SET PROBLEM: Repeat exactly the lines from the line containing "Extract the structured" through the last line of the records below, inclusive, and nothing else.

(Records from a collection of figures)
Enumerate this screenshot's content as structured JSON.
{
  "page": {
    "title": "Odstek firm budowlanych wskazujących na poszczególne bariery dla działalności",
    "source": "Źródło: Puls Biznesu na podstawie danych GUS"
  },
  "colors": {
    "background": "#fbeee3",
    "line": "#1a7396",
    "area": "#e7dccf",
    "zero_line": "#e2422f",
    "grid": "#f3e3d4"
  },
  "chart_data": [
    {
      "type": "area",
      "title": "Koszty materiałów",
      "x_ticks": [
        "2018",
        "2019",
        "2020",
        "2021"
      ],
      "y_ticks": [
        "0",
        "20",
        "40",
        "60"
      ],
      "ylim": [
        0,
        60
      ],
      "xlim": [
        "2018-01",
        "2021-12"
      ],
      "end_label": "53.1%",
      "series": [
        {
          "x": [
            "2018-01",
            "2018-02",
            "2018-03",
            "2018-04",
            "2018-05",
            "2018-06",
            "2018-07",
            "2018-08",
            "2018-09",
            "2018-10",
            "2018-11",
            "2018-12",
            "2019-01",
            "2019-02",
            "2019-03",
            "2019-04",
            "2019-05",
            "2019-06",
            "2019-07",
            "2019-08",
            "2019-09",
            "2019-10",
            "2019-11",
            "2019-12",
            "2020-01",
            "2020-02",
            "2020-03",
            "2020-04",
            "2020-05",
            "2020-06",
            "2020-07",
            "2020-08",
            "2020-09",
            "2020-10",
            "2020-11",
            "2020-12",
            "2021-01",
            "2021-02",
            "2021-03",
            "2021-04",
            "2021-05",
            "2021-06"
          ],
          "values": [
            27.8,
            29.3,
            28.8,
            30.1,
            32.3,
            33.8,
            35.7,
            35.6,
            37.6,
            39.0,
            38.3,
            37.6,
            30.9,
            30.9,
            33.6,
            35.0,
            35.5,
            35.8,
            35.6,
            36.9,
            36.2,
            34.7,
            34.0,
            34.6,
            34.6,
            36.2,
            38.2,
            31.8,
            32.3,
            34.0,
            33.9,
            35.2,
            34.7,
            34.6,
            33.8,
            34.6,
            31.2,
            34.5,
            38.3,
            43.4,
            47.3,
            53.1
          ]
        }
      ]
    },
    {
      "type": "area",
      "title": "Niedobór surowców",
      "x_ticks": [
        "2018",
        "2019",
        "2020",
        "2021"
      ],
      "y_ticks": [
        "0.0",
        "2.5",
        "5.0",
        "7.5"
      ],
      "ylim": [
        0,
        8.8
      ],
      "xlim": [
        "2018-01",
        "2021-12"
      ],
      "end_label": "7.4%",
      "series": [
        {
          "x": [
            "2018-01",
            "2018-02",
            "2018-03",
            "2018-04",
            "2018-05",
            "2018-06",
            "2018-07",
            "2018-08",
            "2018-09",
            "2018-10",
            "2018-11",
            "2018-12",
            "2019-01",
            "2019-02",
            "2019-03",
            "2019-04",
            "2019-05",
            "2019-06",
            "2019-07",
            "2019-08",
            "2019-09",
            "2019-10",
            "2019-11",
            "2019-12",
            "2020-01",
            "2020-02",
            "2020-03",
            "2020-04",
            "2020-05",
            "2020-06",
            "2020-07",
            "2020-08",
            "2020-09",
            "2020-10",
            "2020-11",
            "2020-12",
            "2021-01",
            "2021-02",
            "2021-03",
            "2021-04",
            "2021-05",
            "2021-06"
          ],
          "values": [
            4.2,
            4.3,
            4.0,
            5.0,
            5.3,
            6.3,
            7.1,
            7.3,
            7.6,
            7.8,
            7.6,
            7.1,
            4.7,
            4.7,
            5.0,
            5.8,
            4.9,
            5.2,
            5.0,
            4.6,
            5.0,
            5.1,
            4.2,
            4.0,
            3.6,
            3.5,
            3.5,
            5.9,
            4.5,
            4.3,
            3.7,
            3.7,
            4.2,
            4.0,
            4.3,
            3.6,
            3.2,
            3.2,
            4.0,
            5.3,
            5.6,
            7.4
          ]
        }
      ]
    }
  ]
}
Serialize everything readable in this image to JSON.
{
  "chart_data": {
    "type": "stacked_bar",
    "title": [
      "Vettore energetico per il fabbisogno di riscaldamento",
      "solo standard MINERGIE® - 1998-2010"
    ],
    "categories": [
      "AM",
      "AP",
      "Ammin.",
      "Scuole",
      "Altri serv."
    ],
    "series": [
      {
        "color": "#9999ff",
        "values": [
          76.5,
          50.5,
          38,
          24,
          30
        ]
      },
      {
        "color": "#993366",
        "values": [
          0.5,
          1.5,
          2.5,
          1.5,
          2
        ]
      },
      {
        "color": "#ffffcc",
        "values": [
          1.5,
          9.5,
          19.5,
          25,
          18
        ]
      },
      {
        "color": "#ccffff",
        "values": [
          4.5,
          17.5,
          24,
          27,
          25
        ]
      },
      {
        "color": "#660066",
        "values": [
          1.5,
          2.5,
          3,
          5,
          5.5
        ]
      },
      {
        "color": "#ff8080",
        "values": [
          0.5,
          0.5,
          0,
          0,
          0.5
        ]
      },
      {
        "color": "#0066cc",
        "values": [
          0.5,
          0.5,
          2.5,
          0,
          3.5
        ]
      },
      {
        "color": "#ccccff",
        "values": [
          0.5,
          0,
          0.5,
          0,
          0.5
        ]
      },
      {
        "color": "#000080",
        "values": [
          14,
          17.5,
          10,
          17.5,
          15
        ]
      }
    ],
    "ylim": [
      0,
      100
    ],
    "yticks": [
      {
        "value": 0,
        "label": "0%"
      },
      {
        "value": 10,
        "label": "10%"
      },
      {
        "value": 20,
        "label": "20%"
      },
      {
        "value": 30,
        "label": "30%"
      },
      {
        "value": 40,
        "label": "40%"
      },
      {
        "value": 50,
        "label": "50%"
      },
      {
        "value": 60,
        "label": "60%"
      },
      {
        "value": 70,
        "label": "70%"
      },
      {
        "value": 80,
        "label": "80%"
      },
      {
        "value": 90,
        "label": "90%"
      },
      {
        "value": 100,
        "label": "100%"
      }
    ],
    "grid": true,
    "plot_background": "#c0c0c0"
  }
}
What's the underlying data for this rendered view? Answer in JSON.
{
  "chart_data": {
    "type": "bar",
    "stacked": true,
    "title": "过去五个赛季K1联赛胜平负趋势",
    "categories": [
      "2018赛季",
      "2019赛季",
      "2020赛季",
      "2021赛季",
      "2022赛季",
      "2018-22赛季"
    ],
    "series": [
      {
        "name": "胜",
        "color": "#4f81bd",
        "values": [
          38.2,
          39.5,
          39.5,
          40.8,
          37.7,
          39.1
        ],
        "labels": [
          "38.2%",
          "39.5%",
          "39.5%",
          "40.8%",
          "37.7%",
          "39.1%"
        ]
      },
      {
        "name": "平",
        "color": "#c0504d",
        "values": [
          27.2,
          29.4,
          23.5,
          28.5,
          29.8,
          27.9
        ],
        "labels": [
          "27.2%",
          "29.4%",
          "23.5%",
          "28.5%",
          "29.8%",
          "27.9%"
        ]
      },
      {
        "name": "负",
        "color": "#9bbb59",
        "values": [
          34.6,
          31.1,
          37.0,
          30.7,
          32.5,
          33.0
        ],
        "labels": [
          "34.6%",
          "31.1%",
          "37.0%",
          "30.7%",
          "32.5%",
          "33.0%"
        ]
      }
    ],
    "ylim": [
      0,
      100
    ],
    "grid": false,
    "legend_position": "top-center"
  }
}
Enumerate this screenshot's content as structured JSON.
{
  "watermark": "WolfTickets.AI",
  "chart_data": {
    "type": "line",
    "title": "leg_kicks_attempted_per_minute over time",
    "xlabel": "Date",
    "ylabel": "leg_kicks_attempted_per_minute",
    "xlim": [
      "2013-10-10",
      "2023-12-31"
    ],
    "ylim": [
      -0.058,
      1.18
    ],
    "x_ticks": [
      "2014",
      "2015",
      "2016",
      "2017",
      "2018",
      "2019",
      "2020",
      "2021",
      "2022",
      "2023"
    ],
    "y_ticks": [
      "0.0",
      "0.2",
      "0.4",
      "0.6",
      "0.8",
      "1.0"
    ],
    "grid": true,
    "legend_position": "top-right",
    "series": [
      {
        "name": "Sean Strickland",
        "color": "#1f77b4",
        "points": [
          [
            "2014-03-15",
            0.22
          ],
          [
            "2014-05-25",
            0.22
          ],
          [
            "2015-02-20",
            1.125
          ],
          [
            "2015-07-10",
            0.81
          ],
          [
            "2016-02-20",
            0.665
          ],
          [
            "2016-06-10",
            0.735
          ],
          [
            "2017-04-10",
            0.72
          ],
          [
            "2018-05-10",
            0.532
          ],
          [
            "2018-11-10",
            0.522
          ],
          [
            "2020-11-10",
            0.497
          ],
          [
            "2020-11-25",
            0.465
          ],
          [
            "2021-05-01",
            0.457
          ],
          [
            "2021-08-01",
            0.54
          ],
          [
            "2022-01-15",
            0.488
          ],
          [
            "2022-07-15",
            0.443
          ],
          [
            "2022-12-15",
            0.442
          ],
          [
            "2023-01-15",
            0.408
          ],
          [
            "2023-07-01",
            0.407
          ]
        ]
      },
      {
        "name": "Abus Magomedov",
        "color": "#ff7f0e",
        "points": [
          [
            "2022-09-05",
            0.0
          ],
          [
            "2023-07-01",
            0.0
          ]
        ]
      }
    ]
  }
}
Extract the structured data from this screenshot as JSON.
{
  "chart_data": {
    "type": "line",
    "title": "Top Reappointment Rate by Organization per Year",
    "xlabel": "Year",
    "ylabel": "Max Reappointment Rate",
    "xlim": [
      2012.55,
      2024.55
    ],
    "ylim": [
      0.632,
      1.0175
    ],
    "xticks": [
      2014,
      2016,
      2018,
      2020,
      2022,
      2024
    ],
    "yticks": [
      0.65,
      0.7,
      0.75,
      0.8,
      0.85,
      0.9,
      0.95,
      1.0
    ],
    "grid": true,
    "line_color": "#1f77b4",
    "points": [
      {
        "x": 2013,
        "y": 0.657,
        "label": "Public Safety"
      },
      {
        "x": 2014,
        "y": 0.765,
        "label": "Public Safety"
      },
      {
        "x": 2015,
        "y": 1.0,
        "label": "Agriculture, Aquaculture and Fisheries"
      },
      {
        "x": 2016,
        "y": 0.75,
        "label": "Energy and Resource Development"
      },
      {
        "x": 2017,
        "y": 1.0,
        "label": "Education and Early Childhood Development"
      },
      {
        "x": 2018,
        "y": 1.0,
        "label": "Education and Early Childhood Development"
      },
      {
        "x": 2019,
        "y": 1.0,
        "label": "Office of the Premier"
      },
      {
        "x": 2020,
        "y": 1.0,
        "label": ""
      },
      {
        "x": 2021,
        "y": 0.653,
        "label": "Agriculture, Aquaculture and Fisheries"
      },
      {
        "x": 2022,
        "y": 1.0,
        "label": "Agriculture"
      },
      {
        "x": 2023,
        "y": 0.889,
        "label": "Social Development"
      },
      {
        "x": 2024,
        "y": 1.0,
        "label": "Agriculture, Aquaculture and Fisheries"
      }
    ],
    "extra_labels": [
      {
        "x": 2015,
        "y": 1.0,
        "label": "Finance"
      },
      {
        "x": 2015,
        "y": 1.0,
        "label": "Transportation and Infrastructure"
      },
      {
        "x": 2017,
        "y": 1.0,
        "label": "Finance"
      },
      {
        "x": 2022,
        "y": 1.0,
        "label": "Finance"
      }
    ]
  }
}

EXERCISE OUTPUT:
Extract the structured data from this screenshot as JSON.
{
  "chart_data": {
    "type": "line",
    "title": "Top Reappointment Rate by Organization per Year",
    "xlabel": "Year",
    "ylabel": "Max Reappointment Rate",
    "xlim": [
      2012.55,
      2024.55
    ],
    "ylim": [
      0.632,
      1.0175
    ],
    "xticks": [
      2014,
      2016,
      2018,
      2020,
      2022,
      2024
    ],
    "yticks": [
      0.65,
      0.7,
      0.75,
      0.8,
      0.85,
      0.9,
      0.95,
      1.0
    ],
    "grid": true,
    "line_color": "#1f77b4",
    "points": [
      {
        "x": 2013,
        "y": 0.657,
        "label": "Public Safety"
      },
      {
        "x": 2014,
        "y": 0.765,
        "label": "Public Safety"
      },
      {
        "x": 2015,
        "y": 1.0,
        "label": "Agriculture, Aquaculture and Fisheries"
      },
      {
        "x": 2016,
        "y": 0.75,
        "label": "Energy and Resource Development"
      },
      {
        "x": 2017,
        "y": 1.0,
        "label": "Education and Early Childhood Development"
      },
      {
        "x": 2018,
        "y": 1.0,
        "label": "Education and Early Childhood Development"
      },
      {
        "x": 2019,
        "y": 1.0,
        "label": "Office of the Premier"
      },
      {
        "x": 2020,
        "y": 1.0,
        "label": ""
      },
      {
        "x": 2021,
        "y": 0.653,
        "label": "Agriculture, Aquaculture and Fisheries"
      },
      {
        "x": 2022,
        "y": 1.0,
        "label": "Agriculture"
      },
      {
        "x": 2023,
        "y": 0.889,
        "label": "Social Development"
      },
      {
        "x": 2024,
        "y": 1.0,
        "label": "Agriculture, Aquaculture and Fisheries"
      }
    ],
    "extra_labels": [
      {
        "x": 2015,
        "y": 1.0,
        "label": "Finance"
      },
      {
        "x": 2015,
        "y": 1.0,
        "label": "Transportation and Infrastructure"
      },
      {
        "x": 2017,
        "y": 1.0,
        "label": "Finance"
      },
      {
        "x": 2022,
        "y": 1.0,
        "label": "Finance"
      }
    ]
  }
}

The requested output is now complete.